§ What you need to do
Work through the listing below and count the lines that hold "name". Answer with the number alone.
---------- Data entries
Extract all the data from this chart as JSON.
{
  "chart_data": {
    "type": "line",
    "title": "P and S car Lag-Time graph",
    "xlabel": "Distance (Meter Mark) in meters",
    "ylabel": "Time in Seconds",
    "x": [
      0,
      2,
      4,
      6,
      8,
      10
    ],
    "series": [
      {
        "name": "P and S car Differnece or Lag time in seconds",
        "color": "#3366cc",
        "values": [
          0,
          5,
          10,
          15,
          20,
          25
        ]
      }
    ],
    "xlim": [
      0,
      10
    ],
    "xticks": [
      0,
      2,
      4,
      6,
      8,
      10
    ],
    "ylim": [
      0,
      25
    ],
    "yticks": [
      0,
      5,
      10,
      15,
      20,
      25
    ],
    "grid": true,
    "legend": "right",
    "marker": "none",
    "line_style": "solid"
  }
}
--------------------
---------- Data entries
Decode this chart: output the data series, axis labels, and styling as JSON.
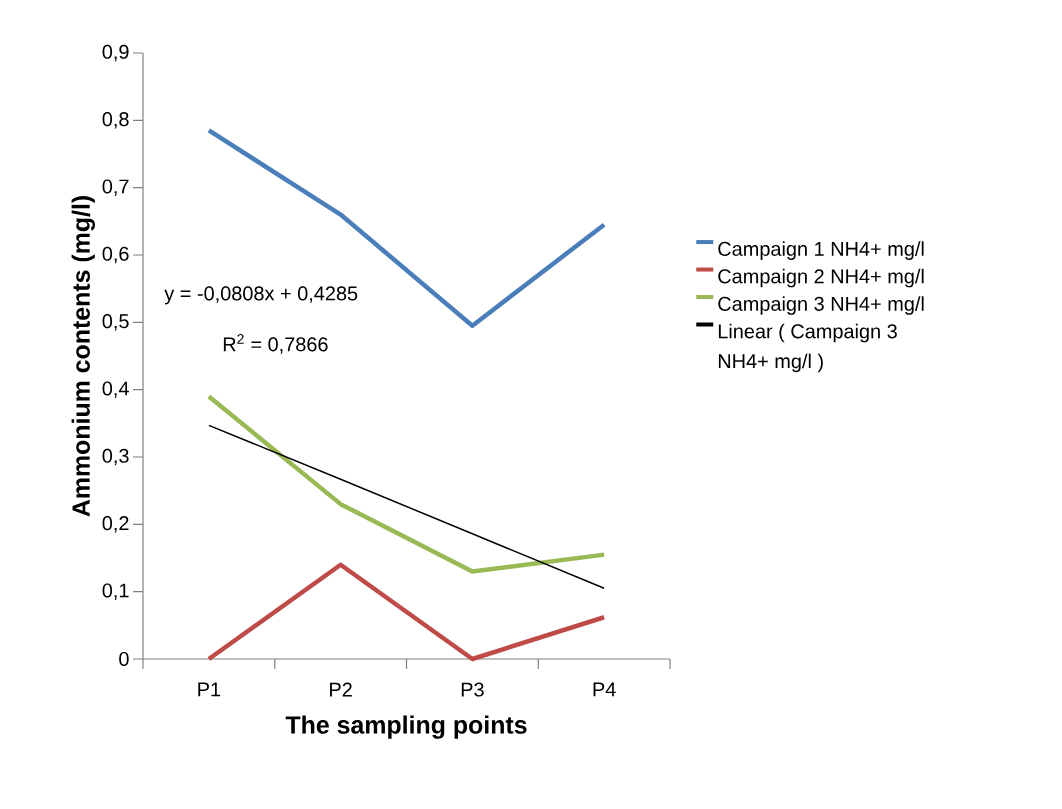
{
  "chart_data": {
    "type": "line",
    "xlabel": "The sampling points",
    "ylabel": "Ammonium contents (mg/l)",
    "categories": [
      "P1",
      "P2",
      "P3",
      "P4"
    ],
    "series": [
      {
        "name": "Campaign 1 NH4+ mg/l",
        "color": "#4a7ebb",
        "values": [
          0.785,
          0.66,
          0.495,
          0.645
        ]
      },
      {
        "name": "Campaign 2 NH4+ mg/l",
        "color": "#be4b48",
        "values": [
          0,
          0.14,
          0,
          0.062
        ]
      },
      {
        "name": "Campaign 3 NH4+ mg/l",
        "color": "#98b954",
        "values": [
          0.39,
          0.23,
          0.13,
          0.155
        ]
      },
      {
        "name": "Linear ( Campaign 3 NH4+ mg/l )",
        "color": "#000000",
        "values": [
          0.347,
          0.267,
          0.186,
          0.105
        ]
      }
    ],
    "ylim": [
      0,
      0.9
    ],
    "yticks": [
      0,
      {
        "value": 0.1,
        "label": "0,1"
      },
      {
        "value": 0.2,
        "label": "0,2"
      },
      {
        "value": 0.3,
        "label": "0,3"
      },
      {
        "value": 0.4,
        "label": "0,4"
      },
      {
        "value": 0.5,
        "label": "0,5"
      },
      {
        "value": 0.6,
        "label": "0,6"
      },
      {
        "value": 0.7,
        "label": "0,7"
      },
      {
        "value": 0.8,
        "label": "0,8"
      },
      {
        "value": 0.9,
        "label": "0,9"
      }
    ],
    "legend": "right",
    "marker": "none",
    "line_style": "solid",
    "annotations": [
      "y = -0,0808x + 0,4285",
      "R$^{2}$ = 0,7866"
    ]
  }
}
--------------------
§ Expected output
5